= DATA TO USE =
* start *
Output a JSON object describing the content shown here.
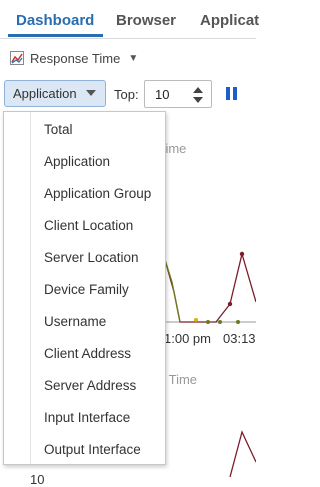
{
  "tabs": [
    "Dashboard",
    "Browser",
    "Applicat"
  ],
  "metric": {
    "label": "Response Time"
  },
  "toolbar": {
    "group_by": "Application",
    "top_label": "Top:",
    "top_value": "10"
  },
  "chart": {
    "title_fragment_1": "Time",
    "title_fragment_2": "e Time",
    "time_label": "1:00 pm",
    "time_label_2": "03:13",
    "y_tick": "10",
    "line_color": "#7a1c2a",
    "line_color_2": "#6b7a1f",
    "marker_color": "#d6b300"
  },
  "menu": {
    "items": [
      "Total",
      "Application",
      "Application Group",
      "Client Location",
      "Server Location",
      "Device Family",
      "Username",
      "Client Address",
      "Server Address",
      "Input Interface",
      "Output Interface"
    ]
  }
}
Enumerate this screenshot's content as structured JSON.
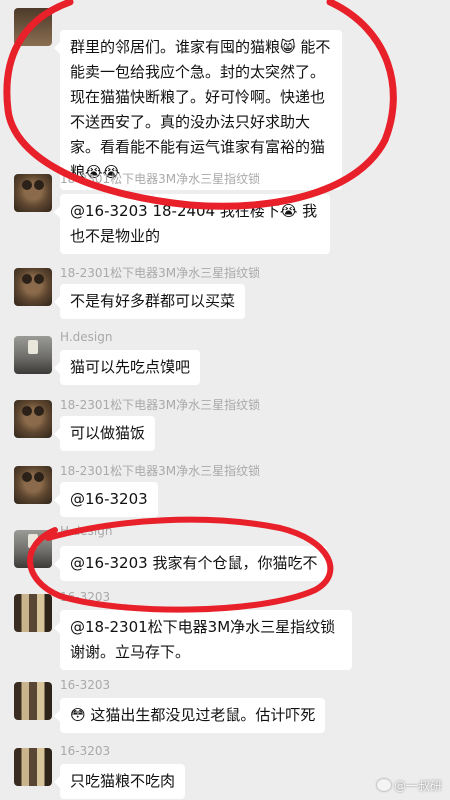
* end *
= WHAT YOU NEED TO DO =
Transcribe every record above exactly, leaving out the pictures.

= SOLUTION TO THIS TASK =
Output a JSON object describing the content shown here.
{
  "tabs": [
    "Dashboard",
    "Browser",
    "Applicat"
  ],
  "metric": {
    "label": "Response Time"
  },
  "toolbar": {
    "group_by": "Application",
    "top_label": "Top:",
    "top_value": "10"
  },
  "chart": {
    "title_fragment_1": "Time",
    "title_fragment_2": "e Time",
    "time_label": "1:00 pm",
    "time_label_2": "03:13",
    "y_tick": "10",
    "line_color": "#7a1c2a",
    "line_color_2": "#6b7a1f",
    "marker_color": "#d6b300"
  },
  "menu": {
    "items": [
      "Total",
      "Application",
      "Application Group",
      "Client Location",
      "Server Location",
      "Device Family",
      "Username",
      "Client Address",
      "Server Address",
      "Input Interface",
      "Output Interface"
    ]
  }
}
Enumerate this screenshot's content as structured JSON.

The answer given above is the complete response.